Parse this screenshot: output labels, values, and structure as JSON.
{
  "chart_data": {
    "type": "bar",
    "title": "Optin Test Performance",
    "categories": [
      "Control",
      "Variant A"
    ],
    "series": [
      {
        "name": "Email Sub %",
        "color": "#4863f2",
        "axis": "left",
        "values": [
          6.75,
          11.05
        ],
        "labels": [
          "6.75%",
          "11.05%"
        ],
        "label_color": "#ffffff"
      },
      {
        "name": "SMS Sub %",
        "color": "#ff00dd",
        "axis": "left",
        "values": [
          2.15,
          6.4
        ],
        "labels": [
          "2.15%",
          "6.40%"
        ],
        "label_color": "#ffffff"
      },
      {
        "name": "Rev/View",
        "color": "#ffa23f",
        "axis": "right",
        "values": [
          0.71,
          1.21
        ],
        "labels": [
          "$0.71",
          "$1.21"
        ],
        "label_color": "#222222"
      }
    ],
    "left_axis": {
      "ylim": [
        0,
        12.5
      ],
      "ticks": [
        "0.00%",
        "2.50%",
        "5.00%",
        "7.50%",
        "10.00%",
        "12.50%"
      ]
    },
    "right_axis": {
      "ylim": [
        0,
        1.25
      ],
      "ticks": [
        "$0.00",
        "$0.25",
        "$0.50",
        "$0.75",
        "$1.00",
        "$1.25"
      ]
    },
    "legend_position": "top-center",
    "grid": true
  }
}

● ● ● ●

[Objective] Repeat every line of the material exactly as given.

[Exercise output]
Parse this screenshot: output labels, values, and structure as JSON.
{
  "chart_data": {
    "type": "bar",
    "title": "Optin Test Performance",
    "categories": [
      "Control",
      "Variant A"
    ],
    "series": [
      {
        "name": "Email Sub %",
        "color": "#4863f2",
        "axis": "left",
        "values": [
          6.75,
          11.05
        ],
        "labels": [
          "6.75%",
          "11.05%"
        ],
        "label_color": "#ffffff"
      },
      {
        "name": "SMS Sub %",
        "color": "#ff00dd",
        "axis": "left",
        "values": [
          2.15,
          6.4
        ],
        "labels": [
          "2.15%",
          "6.40%"
        ],
        "label_color": "#ffffff"
      },
      {
        "name": "Rev/View",
        "color": "#ffa23f",
        "axis": "right",
        "values": [
          0.71,
          1.21
        ],
        "labels": [
          "$0.71",
          "$1.21"
        ],
        "label_color": "#222222"
      }
    ],
    "left_axis": {
      "ylim": [
        0,
        12.5
      ],
      "ticks": [
        "0.00%",
        "2.50%",
        "5.00%",
        "7.50%",
        "10.00%",
        "12.50%"
      ]
    },
    "right_axis": {
      "ylim": [
        0,
        1.25
      ],
      "ticks": [
        "$0.00",
        "$0.25",
        "$0.50",
        "$0.75",
        "$1.00",
        "$1.25"
      ]
    },
    "legend_position": "top-center",
    "grid": true
  }
}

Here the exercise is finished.